**What is expected:** Copy every line in the records below that contains the word "vendor".

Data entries
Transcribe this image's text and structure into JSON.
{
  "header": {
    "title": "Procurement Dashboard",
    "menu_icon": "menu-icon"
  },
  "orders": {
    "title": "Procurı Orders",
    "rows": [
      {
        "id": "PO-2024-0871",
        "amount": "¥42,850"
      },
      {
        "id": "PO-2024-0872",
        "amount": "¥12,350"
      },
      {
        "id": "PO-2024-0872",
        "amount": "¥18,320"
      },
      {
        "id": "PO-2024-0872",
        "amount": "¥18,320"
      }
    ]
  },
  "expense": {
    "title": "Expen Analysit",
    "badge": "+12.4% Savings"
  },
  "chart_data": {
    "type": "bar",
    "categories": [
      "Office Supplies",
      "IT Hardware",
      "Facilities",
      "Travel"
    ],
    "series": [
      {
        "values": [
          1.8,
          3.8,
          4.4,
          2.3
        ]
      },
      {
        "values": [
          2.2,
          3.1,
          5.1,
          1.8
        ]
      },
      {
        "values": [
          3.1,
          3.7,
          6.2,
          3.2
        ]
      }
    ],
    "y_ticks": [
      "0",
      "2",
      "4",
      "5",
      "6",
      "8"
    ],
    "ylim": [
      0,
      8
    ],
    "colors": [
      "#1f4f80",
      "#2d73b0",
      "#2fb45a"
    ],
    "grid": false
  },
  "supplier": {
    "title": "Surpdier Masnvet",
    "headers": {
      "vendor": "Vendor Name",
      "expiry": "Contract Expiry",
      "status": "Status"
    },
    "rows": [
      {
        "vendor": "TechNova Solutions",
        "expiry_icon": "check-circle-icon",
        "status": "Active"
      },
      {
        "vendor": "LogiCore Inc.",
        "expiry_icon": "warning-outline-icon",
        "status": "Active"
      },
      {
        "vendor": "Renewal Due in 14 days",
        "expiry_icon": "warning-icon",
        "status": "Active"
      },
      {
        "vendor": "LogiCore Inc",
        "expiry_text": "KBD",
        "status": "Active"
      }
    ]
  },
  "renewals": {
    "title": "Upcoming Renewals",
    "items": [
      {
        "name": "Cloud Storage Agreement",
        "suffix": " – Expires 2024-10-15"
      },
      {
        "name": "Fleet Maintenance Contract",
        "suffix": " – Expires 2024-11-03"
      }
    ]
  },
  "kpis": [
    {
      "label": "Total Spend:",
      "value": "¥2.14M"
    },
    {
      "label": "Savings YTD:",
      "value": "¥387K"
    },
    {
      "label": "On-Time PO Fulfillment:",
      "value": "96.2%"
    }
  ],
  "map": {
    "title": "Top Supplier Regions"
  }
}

**Exercise output:**
      "vendor": "Vendor Name",
        "vendor": "TechNova Solutions",
        "vendor": "LogiCore Inc.",
        "vendor": "Renewal Due in 14 days",
        "vendor": "LogiCore Inc",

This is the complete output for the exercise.